(What to do) Wherever a line holds the word "освіти", copy that line out.

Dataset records
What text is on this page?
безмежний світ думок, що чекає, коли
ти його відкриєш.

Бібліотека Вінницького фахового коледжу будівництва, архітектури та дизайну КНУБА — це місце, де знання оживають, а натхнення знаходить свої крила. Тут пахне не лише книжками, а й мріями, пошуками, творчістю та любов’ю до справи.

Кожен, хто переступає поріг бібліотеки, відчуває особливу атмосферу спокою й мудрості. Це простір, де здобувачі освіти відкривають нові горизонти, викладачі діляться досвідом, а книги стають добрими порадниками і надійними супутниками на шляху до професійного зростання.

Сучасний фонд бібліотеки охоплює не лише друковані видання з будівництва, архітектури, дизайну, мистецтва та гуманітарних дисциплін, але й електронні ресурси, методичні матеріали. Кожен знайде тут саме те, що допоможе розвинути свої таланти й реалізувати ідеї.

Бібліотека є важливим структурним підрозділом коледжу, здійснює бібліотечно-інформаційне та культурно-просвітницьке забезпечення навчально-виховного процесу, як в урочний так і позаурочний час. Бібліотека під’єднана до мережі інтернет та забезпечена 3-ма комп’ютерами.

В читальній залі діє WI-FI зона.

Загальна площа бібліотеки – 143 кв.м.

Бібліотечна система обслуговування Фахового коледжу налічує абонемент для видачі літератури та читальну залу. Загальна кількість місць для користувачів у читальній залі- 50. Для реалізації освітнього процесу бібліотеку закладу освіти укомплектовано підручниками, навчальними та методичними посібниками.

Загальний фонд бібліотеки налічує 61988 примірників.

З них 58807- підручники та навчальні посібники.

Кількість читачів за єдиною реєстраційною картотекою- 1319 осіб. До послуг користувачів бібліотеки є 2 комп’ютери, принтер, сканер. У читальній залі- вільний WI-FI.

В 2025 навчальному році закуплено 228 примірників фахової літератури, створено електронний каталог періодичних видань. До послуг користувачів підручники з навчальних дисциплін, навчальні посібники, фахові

(Written solution)
Кожен, хто переступає поріг бібліотеки, відчуває особливу атмосферу спокою й мудрості. Це простір, де здобувачі освіти відкривають нові горизонти, викладачі діляться досвідом, а книги стають добрими порадниками і надійними супутниками на шляху до професійного зростання.
Бібліотечна система обслуговування Фахового коледжу налічує абонемент для видачі літератури та читальну залу. Загальна кількість місць для користувачів у читальній залі- 50. Для реалізації освітнього процесу бібліотеку закладу освіти укомплектовано підручниками, навчальними та методичними посібниками.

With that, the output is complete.